* begin *

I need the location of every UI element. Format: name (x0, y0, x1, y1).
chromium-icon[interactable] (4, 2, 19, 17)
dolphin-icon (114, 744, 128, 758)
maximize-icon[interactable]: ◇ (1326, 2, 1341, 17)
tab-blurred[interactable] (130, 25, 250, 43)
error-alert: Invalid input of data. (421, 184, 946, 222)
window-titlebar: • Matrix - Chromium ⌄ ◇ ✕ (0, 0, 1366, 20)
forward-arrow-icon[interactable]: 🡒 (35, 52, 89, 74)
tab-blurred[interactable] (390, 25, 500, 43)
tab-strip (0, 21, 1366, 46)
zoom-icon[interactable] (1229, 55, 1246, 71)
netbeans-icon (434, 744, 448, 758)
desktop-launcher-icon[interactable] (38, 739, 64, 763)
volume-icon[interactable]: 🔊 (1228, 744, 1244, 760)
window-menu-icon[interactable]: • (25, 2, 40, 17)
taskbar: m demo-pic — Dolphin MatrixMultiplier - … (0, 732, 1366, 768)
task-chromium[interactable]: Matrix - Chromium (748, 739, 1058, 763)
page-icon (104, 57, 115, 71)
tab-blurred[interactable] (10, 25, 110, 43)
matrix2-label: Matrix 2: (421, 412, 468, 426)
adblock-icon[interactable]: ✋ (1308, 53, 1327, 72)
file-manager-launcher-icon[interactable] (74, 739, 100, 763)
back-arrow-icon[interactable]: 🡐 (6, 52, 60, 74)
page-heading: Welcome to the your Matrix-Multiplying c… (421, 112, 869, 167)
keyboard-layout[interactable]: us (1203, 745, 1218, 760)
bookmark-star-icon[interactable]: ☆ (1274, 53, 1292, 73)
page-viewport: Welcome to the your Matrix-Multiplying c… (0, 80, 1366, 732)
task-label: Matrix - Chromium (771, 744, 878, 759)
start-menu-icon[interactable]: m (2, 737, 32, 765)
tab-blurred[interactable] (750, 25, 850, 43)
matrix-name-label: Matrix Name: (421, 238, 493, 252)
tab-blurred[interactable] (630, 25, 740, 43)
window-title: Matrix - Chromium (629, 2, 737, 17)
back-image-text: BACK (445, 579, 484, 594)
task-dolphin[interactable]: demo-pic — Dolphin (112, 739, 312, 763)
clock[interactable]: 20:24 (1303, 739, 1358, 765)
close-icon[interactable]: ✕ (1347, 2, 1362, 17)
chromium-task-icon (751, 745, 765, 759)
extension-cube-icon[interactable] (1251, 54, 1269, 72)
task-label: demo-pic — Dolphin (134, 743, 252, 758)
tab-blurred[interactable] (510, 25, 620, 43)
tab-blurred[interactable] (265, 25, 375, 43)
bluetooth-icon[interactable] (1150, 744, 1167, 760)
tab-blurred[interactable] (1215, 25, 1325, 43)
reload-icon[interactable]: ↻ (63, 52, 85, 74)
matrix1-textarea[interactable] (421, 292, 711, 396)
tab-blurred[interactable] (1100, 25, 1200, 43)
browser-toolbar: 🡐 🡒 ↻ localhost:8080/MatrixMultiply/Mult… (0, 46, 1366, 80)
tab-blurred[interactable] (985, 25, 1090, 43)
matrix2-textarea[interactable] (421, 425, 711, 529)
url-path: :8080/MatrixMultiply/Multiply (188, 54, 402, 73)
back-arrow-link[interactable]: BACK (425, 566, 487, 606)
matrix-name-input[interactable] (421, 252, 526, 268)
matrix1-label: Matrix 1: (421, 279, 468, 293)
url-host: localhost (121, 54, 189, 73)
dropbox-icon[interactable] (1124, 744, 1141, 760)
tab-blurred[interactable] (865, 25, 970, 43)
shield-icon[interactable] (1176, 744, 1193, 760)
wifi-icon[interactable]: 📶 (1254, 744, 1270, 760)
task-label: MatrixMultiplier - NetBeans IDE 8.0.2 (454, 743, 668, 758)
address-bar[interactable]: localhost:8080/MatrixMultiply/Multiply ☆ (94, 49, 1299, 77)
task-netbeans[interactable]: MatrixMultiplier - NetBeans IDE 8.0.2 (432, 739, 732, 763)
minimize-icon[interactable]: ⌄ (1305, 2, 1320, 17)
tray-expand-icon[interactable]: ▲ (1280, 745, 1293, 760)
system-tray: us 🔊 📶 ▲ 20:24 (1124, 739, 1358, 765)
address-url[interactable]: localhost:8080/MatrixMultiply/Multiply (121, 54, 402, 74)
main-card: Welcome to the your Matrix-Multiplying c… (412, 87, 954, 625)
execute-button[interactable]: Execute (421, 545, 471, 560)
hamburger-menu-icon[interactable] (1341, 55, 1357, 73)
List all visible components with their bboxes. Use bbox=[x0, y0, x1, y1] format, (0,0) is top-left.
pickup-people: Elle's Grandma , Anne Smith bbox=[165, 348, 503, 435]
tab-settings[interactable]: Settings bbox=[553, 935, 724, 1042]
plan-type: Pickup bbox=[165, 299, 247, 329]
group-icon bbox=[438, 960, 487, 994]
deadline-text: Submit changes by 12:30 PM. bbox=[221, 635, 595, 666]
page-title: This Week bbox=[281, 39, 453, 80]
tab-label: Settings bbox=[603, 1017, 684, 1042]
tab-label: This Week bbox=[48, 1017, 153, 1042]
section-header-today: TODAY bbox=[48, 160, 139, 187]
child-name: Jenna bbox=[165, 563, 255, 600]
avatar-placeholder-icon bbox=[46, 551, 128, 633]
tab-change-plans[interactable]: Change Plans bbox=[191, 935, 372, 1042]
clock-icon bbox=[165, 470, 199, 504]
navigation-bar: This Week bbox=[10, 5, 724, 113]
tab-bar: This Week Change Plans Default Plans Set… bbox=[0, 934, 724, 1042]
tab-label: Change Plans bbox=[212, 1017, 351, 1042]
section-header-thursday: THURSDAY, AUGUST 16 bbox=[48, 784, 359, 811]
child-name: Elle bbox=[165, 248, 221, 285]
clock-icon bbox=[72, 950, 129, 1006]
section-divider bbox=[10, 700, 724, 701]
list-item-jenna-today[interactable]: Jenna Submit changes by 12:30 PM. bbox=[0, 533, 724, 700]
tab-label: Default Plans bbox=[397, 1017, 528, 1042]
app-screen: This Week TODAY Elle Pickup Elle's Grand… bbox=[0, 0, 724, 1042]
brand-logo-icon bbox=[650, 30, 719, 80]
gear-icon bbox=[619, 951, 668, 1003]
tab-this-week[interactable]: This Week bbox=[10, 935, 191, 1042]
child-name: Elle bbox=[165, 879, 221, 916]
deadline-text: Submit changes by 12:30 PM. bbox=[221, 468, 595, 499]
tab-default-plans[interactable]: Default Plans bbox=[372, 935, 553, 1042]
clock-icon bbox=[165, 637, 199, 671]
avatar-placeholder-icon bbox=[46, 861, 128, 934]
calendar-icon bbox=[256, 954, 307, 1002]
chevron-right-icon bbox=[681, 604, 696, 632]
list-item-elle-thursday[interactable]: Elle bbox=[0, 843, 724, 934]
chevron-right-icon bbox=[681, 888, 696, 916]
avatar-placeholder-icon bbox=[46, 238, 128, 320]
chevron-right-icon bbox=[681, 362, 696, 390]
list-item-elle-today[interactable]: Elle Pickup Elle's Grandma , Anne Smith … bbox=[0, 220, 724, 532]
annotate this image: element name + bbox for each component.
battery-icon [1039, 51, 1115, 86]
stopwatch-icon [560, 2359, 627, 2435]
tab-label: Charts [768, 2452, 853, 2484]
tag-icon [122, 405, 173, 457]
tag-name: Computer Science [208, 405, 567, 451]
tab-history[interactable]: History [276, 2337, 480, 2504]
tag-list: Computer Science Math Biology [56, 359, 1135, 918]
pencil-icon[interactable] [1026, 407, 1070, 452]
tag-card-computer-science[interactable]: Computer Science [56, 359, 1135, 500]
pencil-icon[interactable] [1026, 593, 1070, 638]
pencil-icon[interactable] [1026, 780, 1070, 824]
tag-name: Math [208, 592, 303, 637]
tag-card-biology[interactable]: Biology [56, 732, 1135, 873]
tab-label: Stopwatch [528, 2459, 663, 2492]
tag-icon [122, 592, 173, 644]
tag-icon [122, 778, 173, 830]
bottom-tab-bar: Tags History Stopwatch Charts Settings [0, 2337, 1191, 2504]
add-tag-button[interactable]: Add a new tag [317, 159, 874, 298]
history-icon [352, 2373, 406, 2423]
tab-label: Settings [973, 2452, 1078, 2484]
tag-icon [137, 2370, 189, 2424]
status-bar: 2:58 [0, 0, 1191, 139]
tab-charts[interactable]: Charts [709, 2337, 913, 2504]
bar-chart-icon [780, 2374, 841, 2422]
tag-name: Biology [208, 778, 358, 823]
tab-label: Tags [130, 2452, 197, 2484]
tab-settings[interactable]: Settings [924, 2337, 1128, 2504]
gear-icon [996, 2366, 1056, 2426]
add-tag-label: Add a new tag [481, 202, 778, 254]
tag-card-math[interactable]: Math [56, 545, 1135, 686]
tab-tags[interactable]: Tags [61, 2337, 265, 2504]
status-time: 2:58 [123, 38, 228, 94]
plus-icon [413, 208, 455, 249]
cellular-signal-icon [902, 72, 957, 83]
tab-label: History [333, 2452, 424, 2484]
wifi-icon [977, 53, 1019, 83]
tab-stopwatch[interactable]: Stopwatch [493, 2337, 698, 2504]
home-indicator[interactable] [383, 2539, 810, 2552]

* end *

REQUEST — Copy the material above from its first line up to and including the line with "tab-blurred[interactable] (130, 25, 250, 43)", reproducing those lines exactly and nothing more.

WRITTEN RESPONSE —
I need the location of every UI element. Format: name (x0, y0, x1, y1).
chromium-icon[interactable] (4, 2, 19, 17)
dolphin-icon (114, 744, 128, 758)
maximize-icon[interactable]: ◇ (1326, 2, 1341, 17)
tab-blurred[interactable] (130, 25, 250, 43)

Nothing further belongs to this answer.